Extract the records in full, leaving every picture out.

....

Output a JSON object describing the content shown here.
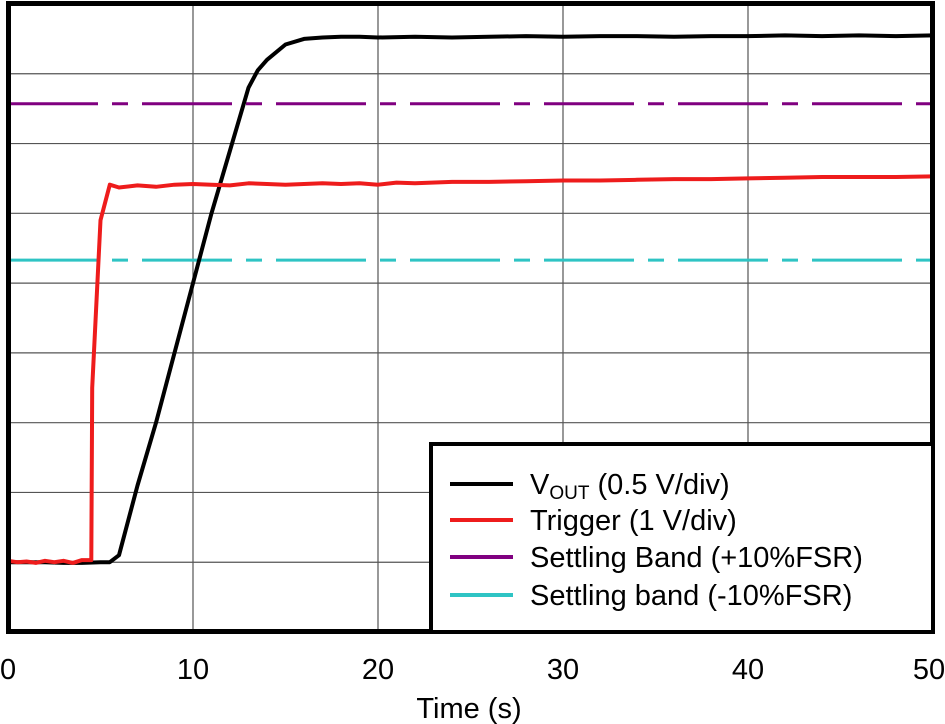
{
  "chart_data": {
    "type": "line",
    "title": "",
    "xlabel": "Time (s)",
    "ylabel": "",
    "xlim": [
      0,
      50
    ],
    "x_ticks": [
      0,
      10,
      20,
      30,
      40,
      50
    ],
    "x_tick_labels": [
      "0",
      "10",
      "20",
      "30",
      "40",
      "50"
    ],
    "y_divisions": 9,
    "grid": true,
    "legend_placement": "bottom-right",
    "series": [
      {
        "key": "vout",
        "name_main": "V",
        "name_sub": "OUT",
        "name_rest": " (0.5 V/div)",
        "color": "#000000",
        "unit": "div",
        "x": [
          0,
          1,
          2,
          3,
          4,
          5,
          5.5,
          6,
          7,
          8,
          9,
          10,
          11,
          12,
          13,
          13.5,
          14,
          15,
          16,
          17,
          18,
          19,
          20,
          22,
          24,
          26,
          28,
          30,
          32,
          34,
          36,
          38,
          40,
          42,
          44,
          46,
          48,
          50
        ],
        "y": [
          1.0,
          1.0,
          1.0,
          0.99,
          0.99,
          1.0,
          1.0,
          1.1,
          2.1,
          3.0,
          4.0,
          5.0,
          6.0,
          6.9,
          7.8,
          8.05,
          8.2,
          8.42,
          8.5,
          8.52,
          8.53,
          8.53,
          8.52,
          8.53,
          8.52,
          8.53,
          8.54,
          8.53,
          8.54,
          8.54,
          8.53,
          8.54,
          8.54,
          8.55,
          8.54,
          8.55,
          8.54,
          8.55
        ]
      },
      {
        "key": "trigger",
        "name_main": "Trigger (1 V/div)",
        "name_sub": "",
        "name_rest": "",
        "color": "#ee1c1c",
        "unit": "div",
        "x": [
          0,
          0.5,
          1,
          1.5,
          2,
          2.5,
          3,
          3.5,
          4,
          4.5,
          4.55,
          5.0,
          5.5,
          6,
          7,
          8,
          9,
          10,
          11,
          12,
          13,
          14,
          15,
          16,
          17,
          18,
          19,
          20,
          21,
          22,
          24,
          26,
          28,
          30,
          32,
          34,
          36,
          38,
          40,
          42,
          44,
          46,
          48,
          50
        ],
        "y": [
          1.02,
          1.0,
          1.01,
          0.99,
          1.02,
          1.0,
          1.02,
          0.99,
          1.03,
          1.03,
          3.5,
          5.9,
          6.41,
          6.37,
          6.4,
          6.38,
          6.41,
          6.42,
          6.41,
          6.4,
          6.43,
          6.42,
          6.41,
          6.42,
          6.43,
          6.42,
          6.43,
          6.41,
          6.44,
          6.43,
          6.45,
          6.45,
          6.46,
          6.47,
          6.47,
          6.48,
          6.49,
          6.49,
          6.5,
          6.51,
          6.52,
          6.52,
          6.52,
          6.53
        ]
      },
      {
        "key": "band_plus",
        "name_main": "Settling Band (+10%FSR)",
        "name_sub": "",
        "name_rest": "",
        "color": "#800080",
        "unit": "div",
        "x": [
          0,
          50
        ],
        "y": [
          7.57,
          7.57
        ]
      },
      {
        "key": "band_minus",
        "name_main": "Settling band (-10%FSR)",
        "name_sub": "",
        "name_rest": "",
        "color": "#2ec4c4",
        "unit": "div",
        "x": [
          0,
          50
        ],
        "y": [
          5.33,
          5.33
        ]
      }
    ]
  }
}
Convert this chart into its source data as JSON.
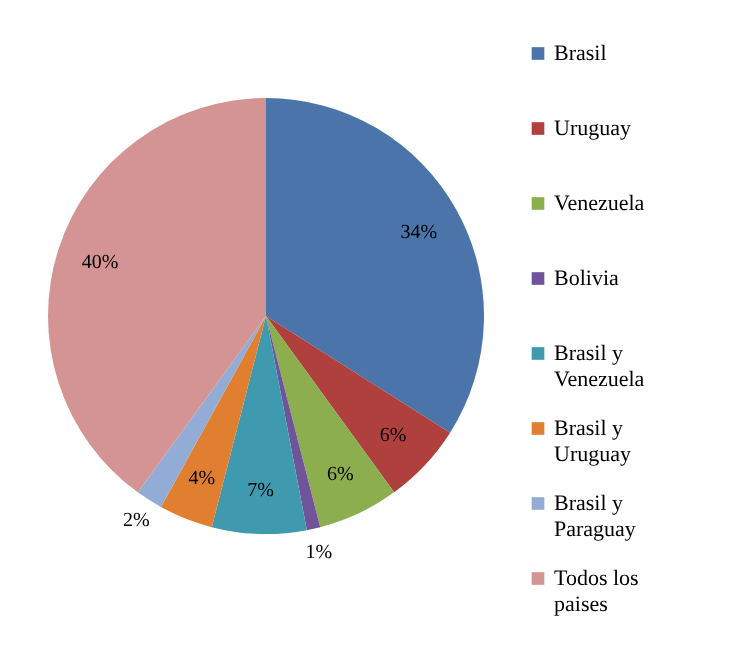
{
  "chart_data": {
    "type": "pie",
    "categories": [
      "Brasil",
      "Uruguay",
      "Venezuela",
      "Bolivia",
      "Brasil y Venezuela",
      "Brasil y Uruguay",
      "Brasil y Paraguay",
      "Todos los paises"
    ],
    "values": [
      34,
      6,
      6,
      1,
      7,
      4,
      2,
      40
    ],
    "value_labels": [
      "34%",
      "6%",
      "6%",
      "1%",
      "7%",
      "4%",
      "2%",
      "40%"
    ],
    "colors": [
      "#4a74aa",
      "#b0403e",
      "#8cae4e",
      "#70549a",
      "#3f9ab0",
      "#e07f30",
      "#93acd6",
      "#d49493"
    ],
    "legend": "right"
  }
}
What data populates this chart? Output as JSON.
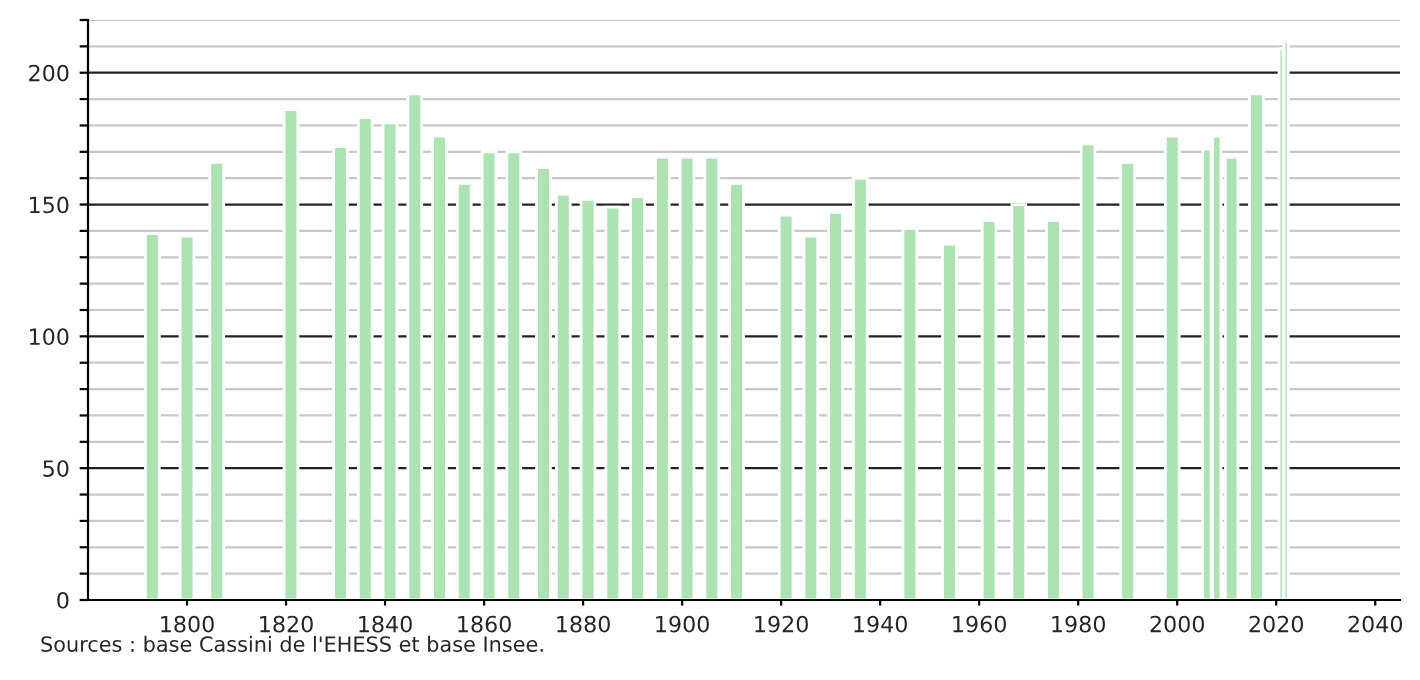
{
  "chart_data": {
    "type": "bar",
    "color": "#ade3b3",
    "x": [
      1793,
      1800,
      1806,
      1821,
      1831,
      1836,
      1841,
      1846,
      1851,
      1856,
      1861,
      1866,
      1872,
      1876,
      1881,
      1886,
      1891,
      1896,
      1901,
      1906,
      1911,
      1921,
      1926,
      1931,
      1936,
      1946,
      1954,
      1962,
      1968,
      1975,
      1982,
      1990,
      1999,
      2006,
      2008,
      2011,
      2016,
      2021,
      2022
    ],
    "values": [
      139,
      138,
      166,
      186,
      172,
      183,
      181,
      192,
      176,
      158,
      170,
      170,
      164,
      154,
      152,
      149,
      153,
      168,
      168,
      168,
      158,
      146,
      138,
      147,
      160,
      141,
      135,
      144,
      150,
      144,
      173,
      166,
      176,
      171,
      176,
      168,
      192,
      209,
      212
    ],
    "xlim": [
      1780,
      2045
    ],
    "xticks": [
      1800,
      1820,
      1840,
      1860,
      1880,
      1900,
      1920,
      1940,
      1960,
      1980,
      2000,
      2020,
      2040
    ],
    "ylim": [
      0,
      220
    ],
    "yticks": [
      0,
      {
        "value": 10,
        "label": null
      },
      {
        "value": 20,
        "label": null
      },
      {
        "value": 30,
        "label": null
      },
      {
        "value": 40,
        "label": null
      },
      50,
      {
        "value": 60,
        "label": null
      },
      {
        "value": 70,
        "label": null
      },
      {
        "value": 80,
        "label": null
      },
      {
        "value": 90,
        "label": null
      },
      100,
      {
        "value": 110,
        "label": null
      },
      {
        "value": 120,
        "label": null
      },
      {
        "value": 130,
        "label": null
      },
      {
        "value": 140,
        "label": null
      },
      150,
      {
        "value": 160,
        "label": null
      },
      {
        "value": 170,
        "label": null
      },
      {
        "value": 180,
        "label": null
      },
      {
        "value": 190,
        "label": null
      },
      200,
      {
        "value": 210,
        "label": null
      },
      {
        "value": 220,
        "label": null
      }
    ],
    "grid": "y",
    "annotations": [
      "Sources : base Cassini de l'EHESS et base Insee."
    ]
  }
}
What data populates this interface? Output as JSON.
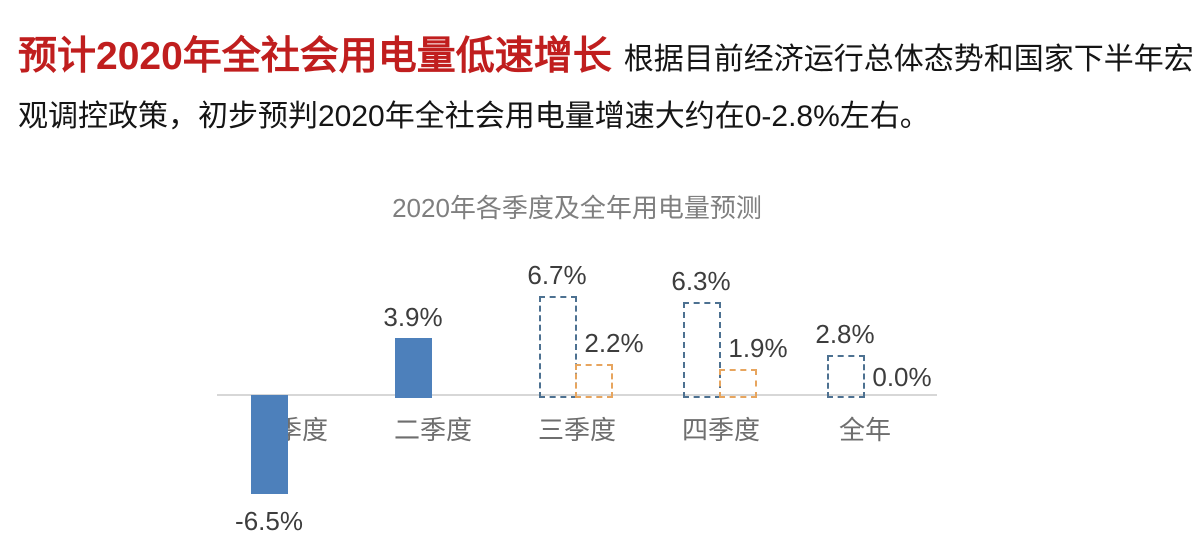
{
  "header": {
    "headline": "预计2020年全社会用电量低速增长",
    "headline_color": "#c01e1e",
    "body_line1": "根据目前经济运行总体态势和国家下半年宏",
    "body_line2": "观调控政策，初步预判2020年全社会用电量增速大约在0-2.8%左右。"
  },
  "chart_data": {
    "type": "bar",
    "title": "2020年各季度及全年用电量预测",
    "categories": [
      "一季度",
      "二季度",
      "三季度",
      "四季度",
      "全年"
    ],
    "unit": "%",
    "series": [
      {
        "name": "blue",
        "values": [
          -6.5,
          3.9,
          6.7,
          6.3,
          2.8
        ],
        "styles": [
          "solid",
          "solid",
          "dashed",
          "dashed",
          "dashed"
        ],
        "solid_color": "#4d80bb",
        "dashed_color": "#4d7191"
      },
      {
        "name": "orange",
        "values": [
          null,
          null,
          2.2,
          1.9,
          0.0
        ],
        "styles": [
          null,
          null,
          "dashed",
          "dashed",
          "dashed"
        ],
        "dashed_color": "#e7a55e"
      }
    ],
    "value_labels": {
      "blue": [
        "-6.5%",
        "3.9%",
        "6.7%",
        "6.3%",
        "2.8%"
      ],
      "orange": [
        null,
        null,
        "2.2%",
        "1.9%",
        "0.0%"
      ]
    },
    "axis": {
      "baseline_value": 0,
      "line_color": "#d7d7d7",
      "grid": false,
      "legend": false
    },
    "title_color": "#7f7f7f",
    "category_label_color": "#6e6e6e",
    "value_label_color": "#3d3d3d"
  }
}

....

COMPLETE ANSWER ▸
Output a JSON object describing the content shown here.
{
  "chart_data": {
    "type": "line",
    "title": "",
    "xlabel": "Time (s)",
    "ylabel": "",
    "xlim": [
      0,
      50
    ],
    "x_ticks": [
      0,
      10,
      20,
      30,
      40,
      50
    ],
    "x_tick_labels": [
      "0",
      "10",
      "20",
      "30",
      "40",
      "50"
    ],
    "y_divisions": 9,
    "grid": true,
    "legend_placement": "bottom-right",
    "series": [
      {
        "key": "vout",
        "name_main": "V",
        "name_sub": "OUT",
        "name_rest": " (0.5 V/div)",
        "color": "#000000",
        "unit": "div",
        "x": [
          0,
          1,
          2,
          3,
          4,
          5,
          5.5,
          6,
          7,
          8,
          9,
          10,
          11,
          12,
          13,
          13.5,
          14,
          15,
          16,
          17,
          18,
          19,
          20,
          22,
          24,
          26,
          28,
          30,
          32,
          34,
          36,
          38,
          40,
          42,
          44,
          46,
          48,
          50
        ],
        "y": [
          1.0,
          1.0,
          1.0,
          0.99,
          0.99,
          1.0,
          1.0,
          1.1,
          2.1,
          3.0,
          4.0,
          5.0,
          6.0,
          6.9,
          7.8,
          8.05,
          8.2,
          8.42,
          8.5,
          8.52,
          8.53,
          8.53,
          8.52,
          8.53,
          8.52,
          8.53,
          8.54,
          8.53,
          8.54,
          8.54,
          8.53,
          8.54,
          8.54,
          8.55,
          8.54,
          8.55,
          8.54,
          8.55
        ]
      },
      {
        "key": "trigger",
        "name_main": "Trigger (1 V/div)",
        "name_sub": "",
        "name_rest": "",
        "color": "#ee1c1c",
        "unit": "div",
        "x": [
          0,
          0.5,
          1,
          1.5,
          2,
          2.5,
          3,
          3.5,
          4,
          4.5,
          4.55,
          5.0,
          5.5,
          6,
          7,
          8,
          9,
          10,
          11,
          12,
          13,
          14,
          15,
          16,
          17,
          18,
          19,
          20,
          21,
          22,
          24,
          26,
          28,
          30,
          32,
          34,
          36,
          38,
          40,
          42,
          44,
          46,
          48,
          50
        ],
        "y": [
          1.02,
          1.0,
          1.01,
          0.99,
          1.02,
          1.0,
          1.02,
          0.99,
          1.03,
          1.03,
          3.5,
          5.9,
          6.41,
          6.37,
          6.4,
          6.38,
          6.41,
          6.42,
          6.41,
          6.4,
          6.43,
          6.42,
          6.41,
          6.42,
          6.43,
          6.42,
          6.43,
          6.41,
          6.44,
          6.43,
          6.45,
          6.45,
          6.46,
          6.47,
          6.47,
          6.48,
          6.49,
          6.49,
          6.5,
          6.51,
          6.52,
          6.52,
          6.52,
          6.53
        ]
      },
      {
        "key": "band_plus",
        "name_main": "Settling Band (+10%FSR)",
        "name_sub": "",
        "name_rest": "",
        "color": "#800080",
        "unit": "div",
        "x": [
          0,
          50
        ],
        "y": [
          7.57,
          7.57
        ]
      },
      {
        "key": "band_minus",
        "name_main": "Settling band (-10%FSR)",
        "name_sub": "",
        "name_rest": "",
        "color": "#2ec4c4",
        "unit": "div",
        "x": [
          0,
          50
        ],
        "y": [
          5.33,
          5.33
        ]
      }
    ]
  }
}
Convert this chart into its source data as JSON.
{
  "chart_data": {
    "type": "pie",
    "categories": [
      "Brasil",
      "Uruguay",
      "Venezuela",
      "Bolivia",
      "Brasil y Venezuela",
      "Brasil y Uruguay",
      "Brasil y Paraguay",
      "Todos los paises"
    ],
    "values": [
      34,
      6,
      6,
      1,
      7,
      4,
      2,
      40
    ],
    "value_labels": [
      "34%",
      "6%",
      "6%",
      "1%",
      "7%",
      "4%",
      "2%",
      "40%"
    ],
    "colors": [
      "#4a74aa",
      "#b0403e",
      "#8cae4e",
      "#70549a",
      "#3f9ab0",
      "#e07f30",
      "#93acd6",
      "#d49493"
    ],
    "legend": "right"
  }
}
What data populates this chart? Output as JSON.
{
  "chart_data": {
    "type": "bar",
    "color": "#ade3b3",
    "x": [
      1793,
      1800,
      1806,
      1821,
      1831,
      1836,
      1841,
      1846,
      1851,
      1856,
      1861,
      1866,
      1872,
      1876,
      1881,
      1886,
      1891,
      1896,
      1901,
      1906,
      1911,
      1921,
      1926,
      1931,
      1936,
      1946,
      1954,
      1962,
      1968,
      1975,
      1982,
      1990,
      1999,
      2006,
      2008,
      2011,
      2016,
      2021,
      2022
    ],
    "values": [
      139,
      138,
      166,
      186,
      172,
      183,
      181,
      192,
      176,
      158,
      170,
      170,
      164,
      154,
      152,
      149,
      153,
      168,
      168,
      168,
      158,
      146,
      138,
      147,
      160,
      141,
      135,
      144,
      150,
      144,
      173,
      166,
      176,
      171,
      176,
      168,
      192,
      209,
      212
    ],
    "xlim": [
      1780,
      2045
    ],
    "xticks": [
      1800,
      1820,
      1840,
      1860,
      1880,
      1900,
      1920,
      1940,
      1960,
      1980,
      2000,
      2020,
      2040
    ],
    "ylim": [
      0,
      220
    ],
    "yticks": [
      0,
      {
        "value": 10,
        "label": null
      },
      {
        "value": 20,
        "label": null
      },
      {
        "value": 30,
        "label": null
      },
      {
        "value": 40,
        "label": null
      },
      50,
      {
        "value": 60,
        "label": null
      },
      {
        "value": 70,
        "label": null
      },
      {
        "value": 80,
        "label": null
      },
      {
        "value": 90,
        "label": null
      },
      100,
      {
        "value": 110,
        "label": null
      },
      {
        "value": 120,
        "label": null
      },
      {
        "value": 130,
        "label": null
      },
      {
        "value": 140,
        "label": null
      },
      150,
      {
        "value": 160,
        "label": null
      },
      {
        "value": 170,
        "label": null
      },
      {
        "value": 180,
        "label": null
      },
      {
        "value": 190,
        "label": null
      },
      200,
      {
        "value": 210,
        "label": null
      },
      {
        "value": 220,
        "label": null
      }
    ],
    "grid": "y",
    "annotations": [
      "Sources : base Cassini de l'EHESS et base Insee."
    ]
  }
}
What data populates this interface? Output as JSON.
{
  "header": {
    "headline": "预计2020年全社会用电量低速增长",
    "headline_color": "#c01e1e",
    "body_line1": "根据目前经济运行总体态势和国家下半年宏",
    "body_line2": "观调控政策，初步预判2020年全社会用电量增速大约在0-2.8%左右。"
  },
  "chart_data": {
    "type": "bar",
    "title": "2020年各季度及全年用电量预测",
    "categories": [
      "一季度",
      "二季度",
      "三季度",
      "四季度",
      "全年"
    ],
    "unit": "%",
    "series": [
      {
        "name": "blue",
        "values": [
          -6.5,
          3.9,
          6.7,
          6.3,
          2.8
        ],
        "styles": [
          "solid",
          "solid",
          "dashed",
          "dashed",
          "dashed"
        ],
        "solid_color": "#4d80bb",
        "dashed_color": "#4d7191"
      },
      {
        "name": "orange",
        "values": [
          null,
          null,
          2.2,
          1.9,
          0.0
        ],
        "styles": [
          null,
          null,
          "dashed",
          "dashed",
          "dashed"
        ],
        "dashed_color": "#e7a55e"
      }
    ],
    "value_labels": {
      "blue": [
        "-6.5%",
        "3.9%",
        "6.7%",
        "6.3%",
        "2.8%"
      ],
      "orange": [
        null,
        null,
        "2.2%",
        "1.9%",
        "0.0%"
      ]
    },
    "axis": {
      "baseline_value": 0,
      "line_color": "#d7d7d7",
      "grid": false,
      "legend": false
    },
    "title_color": "#7f7f7f",
    "category_label_color": "#6e6e6e",
    "value_label_color": "#3d3d3d"
  }
}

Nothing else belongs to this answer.